Restate, word for word, all of the material shown below.

___ Material for this exercise ___

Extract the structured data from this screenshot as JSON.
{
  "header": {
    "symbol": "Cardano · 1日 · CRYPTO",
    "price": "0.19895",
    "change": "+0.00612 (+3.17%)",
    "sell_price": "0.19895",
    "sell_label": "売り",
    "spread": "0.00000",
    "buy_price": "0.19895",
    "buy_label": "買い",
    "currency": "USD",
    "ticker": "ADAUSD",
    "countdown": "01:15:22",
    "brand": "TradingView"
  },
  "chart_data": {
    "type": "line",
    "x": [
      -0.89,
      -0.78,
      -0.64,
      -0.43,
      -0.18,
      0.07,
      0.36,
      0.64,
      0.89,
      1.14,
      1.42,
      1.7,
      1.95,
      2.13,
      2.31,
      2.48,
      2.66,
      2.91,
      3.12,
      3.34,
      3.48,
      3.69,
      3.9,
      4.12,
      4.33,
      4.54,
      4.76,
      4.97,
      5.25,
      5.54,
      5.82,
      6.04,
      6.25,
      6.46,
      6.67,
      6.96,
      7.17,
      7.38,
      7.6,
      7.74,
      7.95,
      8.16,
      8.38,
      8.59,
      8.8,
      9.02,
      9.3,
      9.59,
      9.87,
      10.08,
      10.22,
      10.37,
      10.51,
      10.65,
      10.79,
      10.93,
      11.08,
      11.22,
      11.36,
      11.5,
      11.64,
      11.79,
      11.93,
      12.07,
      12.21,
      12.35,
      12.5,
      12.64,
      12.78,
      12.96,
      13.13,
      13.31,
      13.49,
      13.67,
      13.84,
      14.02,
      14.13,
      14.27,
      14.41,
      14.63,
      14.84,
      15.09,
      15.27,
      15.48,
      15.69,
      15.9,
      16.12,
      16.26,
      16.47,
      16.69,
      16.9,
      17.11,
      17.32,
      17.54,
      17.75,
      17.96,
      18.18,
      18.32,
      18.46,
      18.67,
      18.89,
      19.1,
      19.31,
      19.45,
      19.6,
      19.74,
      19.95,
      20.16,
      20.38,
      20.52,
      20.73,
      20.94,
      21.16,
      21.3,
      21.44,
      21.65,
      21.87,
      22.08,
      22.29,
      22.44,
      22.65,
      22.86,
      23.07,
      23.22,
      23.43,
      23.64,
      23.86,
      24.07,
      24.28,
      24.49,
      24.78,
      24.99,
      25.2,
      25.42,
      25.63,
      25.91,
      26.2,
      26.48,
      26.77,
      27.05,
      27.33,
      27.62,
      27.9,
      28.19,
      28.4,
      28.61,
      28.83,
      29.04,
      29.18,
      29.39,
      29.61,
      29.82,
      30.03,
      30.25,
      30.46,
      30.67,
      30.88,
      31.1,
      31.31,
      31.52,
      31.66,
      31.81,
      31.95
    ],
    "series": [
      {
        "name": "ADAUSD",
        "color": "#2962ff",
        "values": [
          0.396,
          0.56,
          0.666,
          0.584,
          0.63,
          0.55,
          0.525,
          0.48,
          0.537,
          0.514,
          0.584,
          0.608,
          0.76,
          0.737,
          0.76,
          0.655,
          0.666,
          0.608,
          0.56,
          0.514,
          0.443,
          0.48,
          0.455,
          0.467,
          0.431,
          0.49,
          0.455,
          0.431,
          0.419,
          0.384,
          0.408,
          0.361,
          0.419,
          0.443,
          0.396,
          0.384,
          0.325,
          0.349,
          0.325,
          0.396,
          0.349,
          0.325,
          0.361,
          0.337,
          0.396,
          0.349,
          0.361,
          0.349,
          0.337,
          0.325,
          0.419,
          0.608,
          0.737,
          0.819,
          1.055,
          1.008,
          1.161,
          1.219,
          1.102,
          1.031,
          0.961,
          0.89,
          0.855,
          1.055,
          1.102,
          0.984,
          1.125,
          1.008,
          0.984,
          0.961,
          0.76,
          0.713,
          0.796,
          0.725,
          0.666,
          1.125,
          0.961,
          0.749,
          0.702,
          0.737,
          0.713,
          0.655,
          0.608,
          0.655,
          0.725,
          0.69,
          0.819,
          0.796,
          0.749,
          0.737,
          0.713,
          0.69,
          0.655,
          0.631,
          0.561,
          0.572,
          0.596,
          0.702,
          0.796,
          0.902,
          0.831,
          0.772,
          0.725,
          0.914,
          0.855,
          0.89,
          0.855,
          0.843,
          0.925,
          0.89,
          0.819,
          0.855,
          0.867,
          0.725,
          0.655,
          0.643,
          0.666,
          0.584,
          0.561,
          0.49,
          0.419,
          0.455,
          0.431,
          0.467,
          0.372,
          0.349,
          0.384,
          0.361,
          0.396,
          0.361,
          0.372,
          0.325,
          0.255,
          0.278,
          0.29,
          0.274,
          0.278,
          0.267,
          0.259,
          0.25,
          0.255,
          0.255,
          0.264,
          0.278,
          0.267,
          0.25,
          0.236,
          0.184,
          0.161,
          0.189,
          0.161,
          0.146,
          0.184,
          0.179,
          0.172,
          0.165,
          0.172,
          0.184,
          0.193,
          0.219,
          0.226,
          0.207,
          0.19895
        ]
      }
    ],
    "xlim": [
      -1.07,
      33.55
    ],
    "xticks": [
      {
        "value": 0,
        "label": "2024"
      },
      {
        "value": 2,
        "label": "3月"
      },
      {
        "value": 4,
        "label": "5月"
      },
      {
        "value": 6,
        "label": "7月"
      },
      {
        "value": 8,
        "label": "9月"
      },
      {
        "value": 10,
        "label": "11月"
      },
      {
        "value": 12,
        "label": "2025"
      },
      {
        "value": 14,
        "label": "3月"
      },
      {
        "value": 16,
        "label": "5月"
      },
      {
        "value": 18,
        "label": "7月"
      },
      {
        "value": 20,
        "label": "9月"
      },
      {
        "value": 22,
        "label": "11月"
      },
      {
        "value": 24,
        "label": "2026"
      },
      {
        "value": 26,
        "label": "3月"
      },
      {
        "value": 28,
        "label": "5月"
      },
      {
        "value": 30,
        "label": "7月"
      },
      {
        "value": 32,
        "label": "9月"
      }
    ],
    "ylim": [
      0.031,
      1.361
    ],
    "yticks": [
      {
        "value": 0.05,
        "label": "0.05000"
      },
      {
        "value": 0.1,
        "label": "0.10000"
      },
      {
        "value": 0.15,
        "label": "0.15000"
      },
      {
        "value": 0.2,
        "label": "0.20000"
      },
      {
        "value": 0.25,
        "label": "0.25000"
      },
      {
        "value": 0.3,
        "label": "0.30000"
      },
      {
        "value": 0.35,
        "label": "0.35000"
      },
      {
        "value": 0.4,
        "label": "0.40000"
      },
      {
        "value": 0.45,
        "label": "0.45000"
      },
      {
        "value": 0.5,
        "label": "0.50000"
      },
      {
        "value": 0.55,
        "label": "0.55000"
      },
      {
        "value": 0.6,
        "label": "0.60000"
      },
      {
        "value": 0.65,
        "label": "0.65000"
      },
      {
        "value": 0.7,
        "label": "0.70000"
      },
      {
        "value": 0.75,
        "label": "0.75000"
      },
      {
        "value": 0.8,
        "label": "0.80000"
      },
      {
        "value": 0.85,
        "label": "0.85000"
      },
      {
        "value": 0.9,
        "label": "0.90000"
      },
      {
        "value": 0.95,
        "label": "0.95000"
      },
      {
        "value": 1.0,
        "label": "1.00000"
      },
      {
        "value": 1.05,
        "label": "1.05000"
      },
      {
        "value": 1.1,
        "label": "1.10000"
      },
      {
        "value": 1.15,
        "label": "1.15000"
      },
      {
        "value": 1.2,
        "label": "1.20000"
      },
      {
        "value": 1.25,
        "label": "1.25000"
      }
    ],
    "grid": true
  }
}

___

Expected answer:
Extract the structured data from this screenshot as JSON.
{
  "header": {
    "symbol": "Cardano · 1日 · CRYPTO",
    "price": "0.19895",
    "change": "+0.00612 (+3.17%)",
    "sell_price": "0.19895",
    "sell_label": "売り",
    "spread": "0.00000",
    "buy_price": "0.19895",
    "buy_label": "買い",
    "currency": "USD",
    "ticker": "ADAUSD",
    "countdown": "01:15:22",
    "brand": "TradingView"
  },
  "chart_data": {
    "type": "line",
    "x": [
      -0.89,
      -0.78,
      -0.64,
      -0.43,
      -0.18,
      0.07,
      0.36,
      0.64,
      0.89,
      1.14,
      1.42,
      1.7,
      1.95,
      2.13,
      2.31,
      2.48,
      2.66,
      2.91,
      3.12,
      3.34,
      3.48,
      3.69,
      3.9,
      4.12,
      4.33,
      4.54,
      4.76,
      4.97,
      5.25,
      5.54,
      5.82,
      6.04,
      6.25,
      6.46,
      6.67,
      6.96,
      7.17,
      7.38,
      7.6,
      7.74,
      7.95,
      8.16,
      8.38,
      8.59,
      8.8,
      9.02,
      9.3,
      9.59,
      9.87,
      10.08,
      10.22,
      10.37,
      10.51,
      10.65,
      10.79,
      10.93,
      11.08,
      11.22,
      11.36,
      11.5,
      11.64,
      11.79,
      11.93,
      12.07,
      12.21,
      12.35,
      12.5,
      12.64,
      12.78,
      12.96,
      13.13,
      13.31,
      13.49,
      13.67,
      13.84,
      14.02,
      14.13,
      14.27,
      14.41,
      14.63,
      14.84,
      15.09,
      15.27,
      15.48,
      15.69,
      15.9,
      16.12,
      16.26,
      16.47,
      16.69,
      16.9,
      17.11,
      17.32,
      17.54,
      17.75,
      17.96,
      18.18,
      18.32,
      18.46,
      18.67,
      18.89,
      19.1,
      19.31,
      19.45,
      19.6,
      19.74,
      19.95,
      20.16,
      20.38,
      20.52,
      20.73,
      20.94,
      21.16,
      21.3,
      21.44,
      21.65,
      21.87,
      22.08,
      22.29,
      22.44,
      22.65,
      22.86,
      23.07,
      23.22,
      23.43,
      23.64,
      23.86,
      24.07,
      24.28,
      24.49,
      24.78,
      24.99,
      25.2,
      25.42,
      25.63,
      25.91,
      26.2,
      26.48,
      26.77,
      27.05,
      27.33,
      27.62,
      27.9,
      28.19,
      28.4,
      28.61,
      28.83,
      29.04,
      29.18,
      29.39,
      29.61,
      29.82,
      30.03,
      30.25,
      30.46,
      30.67,
      30.88,
      31.1,
      31.31,
      31.52,
      31.66,
      31.81,
      31.95
    ],
    "series": [
      {
        "name": "ADAUSD",
        "color": "#2962ff",
        "values": [
          0.396,
          0.56,
          0.666,
          0.584,
          0.63,
          0.55,
          0.525,
          0.48,
          0.537,
          0.514,
          0.584,
          0.608,
          0.76,
          0.737,
          0.76,
          0.655,
          0.666,
          0.608,
          0.56,
          0.514,
          0.443,
          0.48,
          0.455,
          0.467,
          0.431,
          0.49,
          0.455,
          0.431,
          0.419,
          0.384,
          0.408,
          0.361,
          0.419,
          0.443,
          0.396,
          0.384,
          0.325,
          0.349,
          0.325,
          0.396,
          0.349,
          0.325,
          0.361,
          0.337,
          0.396,
          0.349,
          0.361,
          0.349,
          0.337,
          0.325,
          0.419,
          0.608,
          0.737,
          0.819,
          1.055,
          1.008,
          1.161,
          1.219,
          1.102,
          1.031,
          0.961,
          0.89,
          0.855,
          1.055,
          1.102,
          0.984,
          1.125,
          1.008,
          0.984,
          0.961,
          0.76,
          0.713,
          0.796,
          0.725,
          0.666,
          1.125,
          0.961,
          0.749,
          0.702,
          0.737,
          0.713,
          0.655,
          0.608,
          0.655,
          0.725,
          0.69,
          0.819,
          0.796,
          0.749,
          0.737,
          0.713,
          0.69,
          0.655,
          0.631,
          0.561,
          0.572,
          0.596,
          0.702,
          0.796,
          0.902,
          0.831,
          0.772,
          0.725,
          0.914,
          0.855,
          0.89,
          0.855,
          0.843,
          0.925,
          0.89,
          0.819,
          0.855,
          0.867,
          0.725,
          0.655,
          0.643,
          0.666,
          0.584,
          0.561,
          0.49,
          0.419,
          0.455,
          0.431,
          0.467,
          0.372,
          0.349,
          0.384,
          0.361,
          0.396,
          0.361,
          0.372,
          0.325,
          0.255,
          0.278,
          0.29,
          0.274,
          0.278,
          0.267,
          0.259,
          0.25,
          0.255,
          0.255,
          0.264,
          0.278,
          0.267,
          0.25,
          0.236,
          0.184,
          0.161,
          0.189,
          0.161,
          0.146,
          0.184,
          0.179,
          0.172,
          0.165,
          0.172,
          0.184,
          0.193,
          0.219,
          0.226,
          0.207,
          0.19895
        ]
      }
    ],
    "xlim": [
      -1.07,
      33.55
    ],
    "xticks": [
      {
        "value": 0,
        "label": "2024"
      },
      {
        "value": 2,
        "label": "3月"
      },
      {
        "value": 4,
        "label": "5月"
      },
      {
        "value": 6,
        "label": "7月"
      },
      {
        "value": 8,
        "label": "9月"
      },
      {
        "value": 10,
        "label": "11月"
      },
      {
        "value": 12,
        "label": "2025"
      },
      {
        "value": 14,
        "label": "3月"
      },
      {
        "value": 16,
        "label": "5月"
      },
      {
        "value": 18,
        "label": "7月"
      },
      {
        "value": 20,
        "label": "9月"
      },
      {
        "value": 22,
        "label": "11月"
      },
      {
        "value": 24,
        "label": "2026"
      },
      {
        "value": 26,
        "label": "3月"
      },
      {
        "value": 28,
        "label": "5月"
      },
      {
        "value": 30,
        "label": "7月"
      },
      {
        "value": 32,
        "label": "9月"
      }
    ],
    "ylim": [
      0.031,
      1.361
    ],
    "yticks": [
      {
        "value": 0.05,
        "label": "0.05000"
      },
      {
        "value": 0.1,
        "label": "0.10000"
      },
      {
        "value": 0.15,
        "label": "0.15000"
      },
      {
        "value": 0.2,
        "label": "0.20000"
      },
      {
        "value": 0.25,
        "label": "0.25000"
      },
      {
        "value": 0.3,
        "label": "0.30000"
      },
      {
        "value": 0.35,
        "label": "0.35000"
      },
      {
        "value": 0.4,
        "label": "0.40000"
      },
      {
        "value": 0.45,
        "label": "0.45000"
      },
      {
        "value": 0.5,
        "label": "0.50000"
      },
      {
        "value": 0.55,
        "label": "0.55000"
      },
      {
        "value": 0.6,
        "label": "0.60000"
      },
      {
        "value": 0.65,
        "label": "0.65000"
      },
      {
        "value": 0.7,
        "label": "0.70000"
      },
      {
        "value": 0.75,
        "label": "0.75000"
      },
      {
        "value": 0.8,
        "label": "0.80000"
      },
      {
        "value": 0.85,
        "label": "0.85000"
      },
      {
        "value": 0.9,
        "label": "0.90000"
      },
      {
        "value": 0.95,
        "label": "0.95000"
      },
      {
        "value": 1.0,
        "label": "1.00000"
      },
      {
        "value": 1.05,
        "label": "1.05000"
      },
      {
        "value": 1.1,
        "label": "1.10000"
      },
      {
        "value": 1.15,
        "label": "1.15000"
      },
      {
        "value": 1.2,
        "label": "1.20000"
      },
      {
        "value": 1.25,
        "label": "1.25000"
      }
    ],
    "grid": true
  }
}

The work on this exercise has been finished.